*GIVEN TASK*.
Below are some entries. Output each one exactly as it appears.

(Saved data entries)
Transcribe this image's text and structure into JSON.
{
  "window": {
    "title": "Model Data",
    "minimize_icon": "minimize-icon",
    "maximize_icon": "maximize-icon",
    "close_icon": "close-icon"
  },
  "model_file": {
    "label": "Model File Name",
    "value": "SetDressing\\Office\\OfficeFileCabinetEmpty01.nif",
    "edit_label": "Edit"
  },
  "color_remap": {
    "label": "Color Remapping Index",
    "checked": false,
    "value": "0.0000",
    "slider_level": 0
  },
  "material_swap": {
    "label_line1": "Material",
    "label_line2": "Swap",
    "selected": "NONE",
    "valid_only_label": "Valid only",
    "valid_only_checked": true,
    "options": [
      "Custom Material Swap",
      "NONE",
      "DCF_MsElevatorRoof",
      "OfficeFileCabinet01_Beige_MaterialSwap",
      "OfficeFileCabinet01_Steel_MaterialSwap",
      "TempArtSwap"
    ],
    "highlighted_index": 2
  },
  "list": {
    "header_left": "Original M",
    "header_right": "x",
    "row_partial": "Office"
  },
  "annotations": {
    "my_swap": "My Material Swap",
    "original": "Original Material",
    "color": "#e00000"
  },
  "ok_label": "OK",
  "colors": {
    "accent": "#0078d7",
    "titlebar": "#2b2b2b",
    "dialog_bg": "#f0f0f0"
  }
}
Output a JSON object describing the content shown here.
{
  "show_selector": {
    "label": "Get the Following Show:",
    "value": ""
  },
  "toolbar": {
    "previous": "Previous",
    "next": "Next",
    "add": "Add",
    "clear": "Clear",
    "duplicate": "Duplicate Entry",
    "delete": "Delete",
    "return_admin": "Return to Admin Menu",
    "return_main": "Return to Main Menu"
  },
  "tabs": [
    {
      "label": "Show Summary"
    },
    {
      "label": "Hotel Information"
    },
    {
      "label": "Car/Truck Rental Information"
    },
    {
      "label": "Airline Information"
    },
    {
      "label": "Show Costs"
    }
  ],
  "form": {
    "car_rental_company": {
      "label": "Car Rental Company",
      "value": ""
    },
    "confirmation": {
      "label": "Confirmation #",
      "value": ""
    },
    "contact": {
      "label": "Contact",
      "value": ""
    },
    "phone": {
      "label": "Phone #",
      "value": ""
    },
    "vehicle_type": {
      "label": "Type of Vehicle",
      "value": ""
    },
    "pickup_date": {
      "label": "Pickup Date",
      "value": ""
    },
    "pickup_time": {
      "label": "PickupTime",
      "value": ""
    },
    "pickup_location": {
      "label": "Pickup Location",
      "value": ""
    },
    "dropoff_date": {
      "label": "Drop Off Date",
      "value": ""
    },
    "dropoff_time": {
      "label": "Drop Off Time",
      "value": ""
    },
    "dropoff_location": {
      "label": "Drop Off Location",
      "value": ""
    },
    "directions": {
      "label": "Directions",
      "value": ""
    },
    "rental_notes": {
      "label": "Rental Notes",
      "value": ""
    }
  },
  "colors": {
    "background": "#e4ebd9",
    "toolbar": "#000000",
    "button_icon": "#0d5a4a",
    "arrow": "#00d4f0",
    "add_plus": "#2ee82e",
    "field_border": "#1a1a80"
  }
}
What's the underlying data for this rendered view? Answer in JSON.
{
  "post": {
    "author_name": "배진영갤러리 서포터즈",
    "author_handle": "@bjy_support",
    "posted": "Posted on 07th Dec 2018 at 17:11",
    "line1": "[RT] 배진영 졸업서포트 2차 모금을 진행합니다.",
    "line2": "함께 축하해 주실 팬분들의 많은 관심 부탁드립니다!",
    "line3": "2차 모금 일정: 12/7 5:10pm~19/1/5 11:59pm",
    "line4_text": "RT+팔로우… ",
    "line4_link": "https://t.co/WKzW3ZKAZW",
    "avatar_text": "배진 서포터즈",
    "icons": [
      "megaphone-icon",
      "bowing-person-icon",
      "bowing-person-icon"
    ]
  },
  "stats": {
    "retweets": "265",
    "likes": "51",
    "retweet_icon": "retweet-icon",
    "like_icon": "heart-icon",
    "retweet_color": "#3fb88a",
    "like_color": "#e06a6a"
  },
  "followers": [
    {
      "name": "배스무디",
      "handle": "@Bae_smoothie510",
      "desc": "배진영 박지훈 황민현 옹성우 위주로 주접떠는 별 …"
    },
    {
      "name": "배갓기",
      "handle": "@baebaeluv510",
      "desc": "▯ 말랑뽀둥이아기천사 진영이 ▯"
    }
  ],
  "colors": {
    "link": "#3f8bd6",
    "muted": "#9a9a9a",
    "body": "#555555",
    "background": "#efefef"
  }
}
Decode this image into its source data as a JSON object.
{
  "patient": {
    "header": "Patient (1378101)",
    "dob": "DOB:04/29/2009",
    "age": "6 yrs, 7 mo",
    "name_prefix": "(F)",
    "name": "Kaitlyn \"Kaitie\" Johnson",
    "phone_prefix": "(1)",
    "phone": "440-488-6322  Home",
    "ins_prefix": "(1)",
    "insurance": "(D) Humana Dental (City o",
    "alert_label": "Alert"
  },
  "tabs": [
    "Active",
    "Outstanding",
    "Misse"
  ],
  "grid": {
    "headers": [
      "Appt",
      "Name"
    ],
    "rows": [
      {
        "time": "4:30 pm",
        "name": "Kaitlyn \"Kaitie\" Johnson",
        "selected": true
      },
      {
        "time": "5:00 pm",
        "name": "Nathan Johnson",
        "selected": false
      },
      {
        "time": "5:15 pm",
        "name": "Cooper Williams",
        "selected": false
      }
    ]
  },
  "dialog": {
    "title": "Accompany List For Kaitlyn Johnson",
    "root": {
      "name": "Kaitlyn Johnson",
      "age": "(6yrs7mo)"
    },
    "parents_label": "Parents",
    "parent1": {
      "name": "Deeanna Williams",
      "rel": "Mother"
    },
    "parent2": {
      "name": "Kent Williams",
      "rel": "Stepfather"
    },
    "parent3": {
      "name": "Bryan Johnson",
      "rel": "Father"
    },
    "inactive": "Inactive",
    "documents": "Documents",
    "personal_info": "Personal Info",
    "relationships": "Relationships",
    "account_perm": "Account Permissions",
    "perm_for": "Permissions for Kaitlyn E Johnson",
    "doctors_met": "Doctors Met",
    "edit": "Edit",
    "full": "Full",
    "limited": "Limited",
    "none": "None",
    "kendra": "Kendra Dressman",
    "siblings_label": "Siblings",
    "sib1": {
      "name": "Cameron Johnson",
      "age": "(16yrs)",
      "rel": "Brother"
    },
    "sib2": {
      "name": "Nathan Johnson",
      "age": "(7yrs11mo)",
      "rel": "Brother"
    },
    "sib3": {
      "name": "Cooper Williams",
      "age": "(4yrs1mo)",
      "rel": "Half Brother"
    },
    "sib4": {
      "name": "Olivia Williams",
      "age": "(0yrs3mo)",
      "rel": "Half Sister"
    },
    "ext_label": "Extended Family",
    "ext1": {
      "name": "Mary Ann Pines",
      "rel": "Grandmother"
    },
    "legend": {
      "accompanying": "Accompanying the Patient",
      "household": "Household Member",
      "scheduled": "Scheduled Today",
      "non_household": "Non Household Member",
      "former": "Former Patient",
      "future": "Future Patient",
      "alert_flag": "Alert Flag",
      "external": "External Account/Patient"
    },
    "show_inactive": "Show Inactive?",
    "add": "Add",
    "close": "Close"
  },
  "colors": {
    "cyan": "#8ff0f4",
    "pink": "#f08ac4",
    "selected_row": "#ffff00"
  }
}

*TASK ANSWER*.
Transcribe this image's text and structure into JSON.
{
  "window": {
    "title": "Model Data",
    "minimize_icon": "minimize-icon",
    "maximize_icon": "maximize-icon",
    "close_icon": "close-icon"
  },
  "model_file": {
    "label": "Model File Name",
    "value": "SetDressing\\Office\\OfficeFileCabinetEmpty01.nif",
    "edit_label": "Edit"
  },
  "color_remap": {
    "label": "Color Remapping Index",
    "checked": false,
    "value": "0.0000",
    "slider_level": 0
  },
  "material_swap": {
    "label_line1": "Material",
    "label_line2": "Swap",
    "selected": "NONE",
    "valid_only_label": "Valid only",
    "valid_only_checked": true,
    "options": [
      "Custom Material Swap",
      "NONE",
      "DCF_MsElevatorRoof",
      "OfficeFileCabinet01_Beige_MaterialSwap",
      "OfficeFileCabinet01_Steel_MaterialSwap",
      "TempArtSwap"
    ],
    "highlighted_index": 2
  },
  "list": {
    "header_left": "Original M",
    "header_right": "x",
    "row_partial": "Office"
  },
  "annotations": {
    "my_swap": "My Material Swap",
    "original": "Original Material",
    "color": "#e00000"
  },
  "ok_label": "OK",
  "colors": {
    "accent": "#0078d7",
    "titlebar": "#2b2b2b",
    "dialog_bg": "#f0f0f0"
  }
}
Output a JSON object describing the content shown here.
{
  "show_selector": {
    "label": "Get the Following Show:",
    "value": ""
  },
  "toolbar": {
    "previous": "Previous",
    "next": "Next",
    "add": "Add",
    "clear": "Clear",
    "duplicate": "Duplicate Entry",
    "delete": "Delete",
    "return_admin": "Return to Admin Menu",
    "return_main": "Return to Main Menu"
  },
  "tabs": [
    {
      "label": "Show Summary"
    },
    {
      "label": "Hotel Information"
    },
    {
      "label": "Car/Truck Rental Information"
    },
    {
      "label": "Airline Information"
    },
    {
      "label": "Show Costs"
    }
  ],
  "form": {
    "car_rental_company": {
      "label": "Car Rental Company",
      "value": ""
    },
    "confirmation": {
      "label": "Confirmation #",
      "value": ""
    },
    "contact": {
      "label": "Contact",
      "value": ""
    },
    "phone": {
      "label": "Phone #",
      "value": ""
    },
    "vehicle_type": {
      "label": "Type of Vehicle",
      "value": ""
    },
    "pickup_date": {
      "label": "Pickup Date",
      "value": ""
    },
    "pickup_time": {
      "label": "PickupTime",
      "value": ""
    },
    "pickup_location": {
      "label": "Pickup Location",
      "value": ""
    },
    "dropoff_date": {
      "label": "Drop Off Date",
      "value": ""
    },
    "dropoff_time": {
      "label": "Drop Off Time",
      "value": ""
    },
    "dropoff_location": {
      "label": "Drop Off Location",
      "value": ""
    },
    "directions": {
      "label": "Directions",
      "value": ""
    },
    "rental_notes": {
      "label": "Rental Notes",
      "value": ""
    }
  },
  "colors": {
    "background": "#e4ebd9",
    "toolbar": "#000000",
    "button_icon": "#0d5a4a",
    "arrow": "#00d4f0",
    "add_plus": "#2ee82e",
    "field_border": "#1a1a80"
  }
}
What's the underlying data for this rendered view? Answer in JSON.
{
  "post": {
    "author_name": "배진영갤러리 서포터즈",
    "author_handle": "@bjy_support",
    "posted": "Posted on 07th Dec 2018 at 17:11",
    "line1": "[RT] 배진영 졸업서포트 2차 모금을 진행합니다.",
    "line2": "함께 축하해 주실 팬분들의 많은 관심 부탁드립니다!",
    "line3": "2차 모금 일정: 12/7 5:10pm~19/1/5 11:59pm",
    "line4_text": "RT+팔로우… ",
    "line4_link": "https://t.co/WKzW3ZKAZW",
    "avatar_text": "배진 서포터즈",
    "icons": [
      "megaphone-icon",
      "bowing-person-icon",
      "bowing-person-icon"
    ]
  },
  "stats": {
    "retweets": "265",
    "likes": "51",
    "retweet_icon": "retweet-icon",
    "like_icon": "heart-icon",
    "retweet_color": "#3fb88a",
    "like_color": "#e06a6a"
  },
  "followers": [
    {
      "name": "배스무디",
      "handle": "@Bae_smoothie510",
      "desc": "배진영 박지훈 황민현 옹성우 위주로 주접떠는 별 …"
    },
    {
      "name": "배갓기",
      "handle": "@baebaeluv510",
      "desc": "▯ 말랑뽀둥이아기천사 진영이 ▯"
    }
  ],
  "colors": {
    "link": "#3f8bd6",
    "muted": "#9a9a9a",
    "body": "#555555",
    "background": "#efefef"
  }
}
Decode this image into its source data as a JSON object.
{
  "patient": {
    "header": "Patient (1378101)",
    "dob": "DOB:04/29/2009",
    "age": "6 yrs, 7 mo",
    "name_prefix": "(F)",
    "name": "Kaitlyn \"Kaitie\" Johnson",
    "phone_prefix": "(1)",
    "phone": "440-488-6322  Home",
    "ins_prefix": "(1)",
    "insurance": "(D) Humana Dental (City o",
    "alert_label": "Alert"
  },
  "tabs": [
    "Active",
    "Outstanding",
    "Misse"
  ],
  "grid": {
    "headers": [
      "Appt",
      "Name"
    ],
    "rows": [
      {
        "time": "4:30 pm",
        "name": "Kaitlyn \"Kaitie\" Johnson",
        "selected": true
      },
      {
        "time": "5:00 pm",
        "name": "Nathan Johnson",
        "selected": false
      },
      {
        "time": "5:15 pm",
        "name": "Cooper Williams",
        "selected": false
      }
    ]
  },
  "dialog": {
    "title": "Accompany List For Kaitlyn Johnson",
    "root": {
      "name": "Kaitlyn Johnson",
      "age": "(6yrs7mo)"
    },
    "parents_label": "Parents",
    "parent1": {
      "name": "Deeanna Williams",
      "rel": "Mother"
    },
    "parent2": {
      "name": "Kent Williams",
      "rel": "Stepfather"
    },
    "parent3": {
      "name": "Bryan Johnson",
      "rel": "Father"
    },
    "inactive": "Inactive",
    "documents": "Documents",
    "personal_info": "Personal Info",
    "relationships": "Relationships",
    "account_perm": "Account Permissions",
    "perm_for": "Permissions for Kaitlyn E Johnson",
    "doctors_met": "Doctors Met",
    "edit": "Edit",
    "full": "Full",
    "limited": "Limited",
    "none": "None",
    "kendra": "Kendra Dressman",
    "siblings_label": "Siblings",
    "sib1": {
      "name": "Cameron Johnson",
      "age": "(16yrs)",
      "rel": "Brother"
    },
    "sib2": {
      "name": "Nathan Johnson",
      "age": "(7yrs11mo)",
      "rel": "Brother"
    },
    "sib3": {
      "name": "Cooper Williams",
      "age": "(4yrs1mo)",
      "rel": "Half Brother"
    },
    "sib4": {
      "name": "Olivia Williams",
      "age": "(0yrs3mo)",
      "rel": "Half Sister"
    },
    "ext_label": "Extended Family",
    "ext1": {
      "name": "Mary Ann Pines",
      "rel": "Grandmother"
    },
    "legend": {
      "accompanying": "Accompanying the Patient",
      "household": "Household Member",
      "scheduled": "Scheduled Today",
      "non_household": "Non Household Member",
      "former": "Former Patient",
      "future": "Future Patient",
      "alert_flag": "Alert Flag",
      "external": "External Account/Patient"
    },
    "show_inactive": "Show Inactive?",
    "add": "Add",
    "close": "Close"
  },
  "colors": {
    "cyan": "#8ff0f4",
    "pink": "#f08ac4",
    "selected_row": "#ffff00"
  }
}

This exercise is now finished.